What is expected: Put the lines below into a Markdown table with two columns, No. and Line, giving each line its own numbered row. Skip blank lines and leave the pictures out.

Records for processing:
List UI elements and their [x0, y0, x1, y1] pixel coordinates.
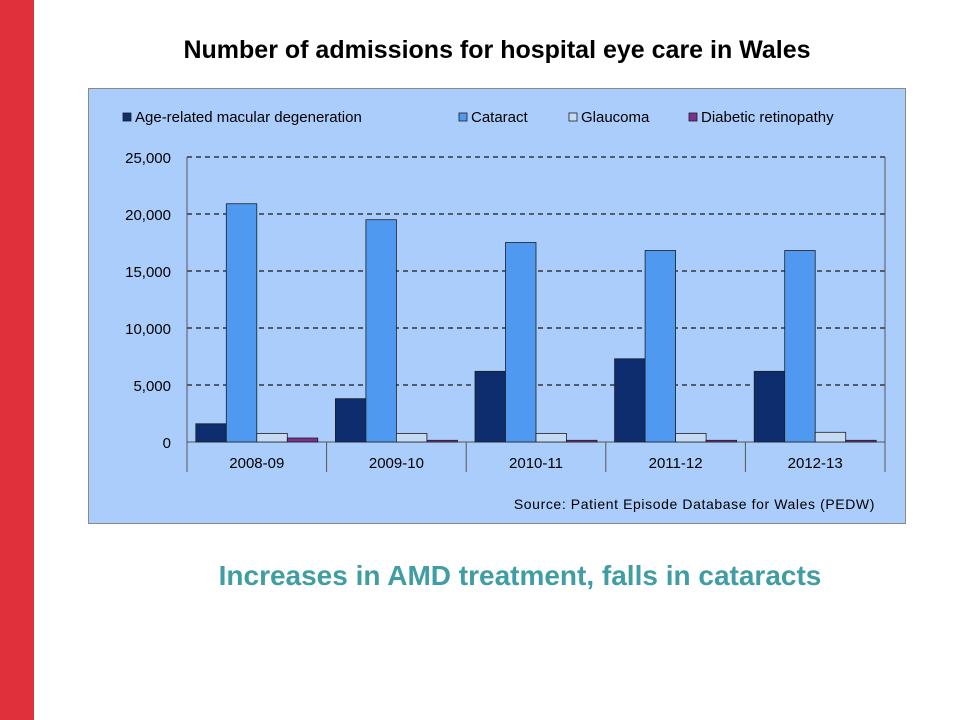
bar — [474, 370, 506, 443]
x-tick-label: 2008-09 — [229, 455, 284, 472]
bar — [845, 439, 877, 443]
chart-source-note: Source: Patient Episode Database for Wal… — [514, 496, 875, 512]
bar — [814, 431, 847, 443]
bar — [644, 250, 676, 443]
bar — [705, 439, 737, 443]
bar — [753, 370, 786, 443]
bar — [505, 242, 537, 443]
legend-label: Diabetic retinopathy — [701, 109, 834, 126]
y-tick-label: 15,000 — [125, 264, 171, 281]
bar — [395, 433, 428, 443]
legend-label: Cataract — [471, 109, 529, 126]
slide-title: Number of admissions for hospital eye ca… — [183, 36, 811, 64]
legend-label: Age-related macular degeneration — [135, 109, 362, 126]
y-tick-label: 20,000 — [125, 207, 171, 224]
chart-panel: 0 5,000 10,000 15,000 20,000 25,000 2008-09 200… — [88, 88, 906, 524]
bar — [225, 203, 258, 443]
bar — [566, 439, 598, 443]
bar — [675, 433, 707, 443]
x-tick-label: 2009-10 — [369, 455, 424, 472]
slide-caption: Increases in AMD treatment, falls in cat… — [218, 560, 822, 591]
x-tick-label: 2012-13 — [788, 455, 843, 472]
bar — [286, 437, 319, 443]
x-tick-label: 2011-12 — [649, 455, 703, 472]
side-accent-bar — [0, 0, 34, 720]
bar — [195, 423, 227, 443]
bar-chart: 0 5,000 10,000 15,000 20,000 25,000 2008-09 200… — [122, 109, 886, 512]
y-tick-label: 0 — [163, 435, 171, 452]
bar — [426, 439, 458, 443]
y-tick-label: 10,000 — [125, 321, 171, 338]
bar — [784, 250, 816, 443]
y-tick-label: 25,000 — [125, 150, 171, 167]
bar — [535, 433, 567, 443]
bar — [365, 219, 397, 443]
x-tick-label: 2010-11 — [509, 455, 563, 472]
legend-swatch — [122, 112, 132, 122]
bar — [614, 358, 646, 443]
legend-label: Glaucoma — [581, 109, 650, 126]
legend-swatch — [568, 112, 578, 122]
y-tick-label: 5,000 — [133, 378, 171, 395]
bar — [256, 433, 288, 443]
legend-swatch — [458, 112, 468, 122]
legend-swatch — [688, 112, 698, 122]
bar — [334, 398, 367, 443]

The reply:
| No. | Line |
|---|---|
| 1 | List UI elements and their [x0, y0, x1, y1] pixel coordinates. |
| 2 | bar — [474, 370, 506, 443] |
| 3 | x-tick-label: 2008-09 — [229, 455, 284, 472] |
| 4 | bar — [845, 439, 877, 443] |
| 5 | chart-source-note: Source: Patient Episode Database for Wal… — [514, 496, 875, 512] |
| 6 | bar — [814, 431, 847, 443] |
| 7 | bar — [644, 250, 676, 443] |
| 8 | bar — [705, 439, 737, 443] |
| 9 | bar — [753, 370, 786, 443] |
| 10 | bar — [505, 242, 537, 443] |
| 11 | legend-label: Diabetic retinopathy — [701, 109, 834, 126] |
| 12 | y-tick-label: 15,000 — [125, 264, 171, 281] |
| 13 | bar — [395, 433, 428, 443] |
| 14 | legend-label: Cataract — [471, 109, 529, 126] |
| 15 | slide-title: Number of admissions for hospital eye ca… — [183, 36, 811, 64] |
| 16 | legend-label: Age-related macular degeneration — [135, 109, 362, 126] |
| 17 | y-tick-label: 20,000 — [125, 207, 171, 224] |
| 18 | chart-panel: 0 5,000 10,000 15,000 20,000 25,000 2008-09 200… — [88, 88, 906, 524] |
| 19 | bar — [225, 203, 258, 443] |
| 20 | bar — [566, 439, 598, 443] |
| 21 | bar — [675, 433, 707, 443] |
| 22 | x-tick-label: 2009-10 — [369, 455, 424, 472] |
| 23 | slide-caption: Increases in AMD treatment, falls in cat… — [218, 560, 822, 591] |
| 24 | x-tick-label: 2012-13 — [788, 455, 843, 472] |
| 25 | bar — [286, 437, 319, 443] |
| 26 | x-tick-label: 2011-12 — [649, 455, 703, 472] |
| 27 | side-accent-bar — [0, 0, 34, 720] |
| 28 | bar — [195, 423, 227, 443] |
| 29 | bar-chart: 0 5,000 10,000 15,000 20,000 25,000 2008-09 200… — [122, 109, 886, 512] |
| 30 | y-tick-label: 0 — [163, 435, 171, 452] |
| 31 | bar — [426, 439, 458, 443] |
| 32 | y-tick-label: 10,000 — [125, 321, 171, 338] |
| 33 | bar — [784, 250, 816, 443] |
| 34 | y-tick-label: 25,000 — [125, 150, 171, 167] |
| 35 | bar — [535, 433, 567, 443] |
| 36 | bar — [365, 219, 397, 443] |
| 37 | x-tick-label: 2010-11 — [509, 455, 563, 472] |
| 38 | legend-swatch — [122, 112, 132, 122] |
| 39 | bar — [614, 358, 646, 443] |
| 40 | legend-label: Glaucoma — [581, 109, 650, 126] |
| 41 | legend-swatch — [568, 112, 578, 122] |
| 42 | y-tick-label: 5,000 — [133, 378, 171, 395] |
| 43 | bar — [256, 433, 288, 443] |
| 44 | legend-swatch — [458, 112, 468, 122] |
| 45 | legend-swatch — [688, 112, 698, 122] |
| 46 | bar — [334, 398, 367, 443] |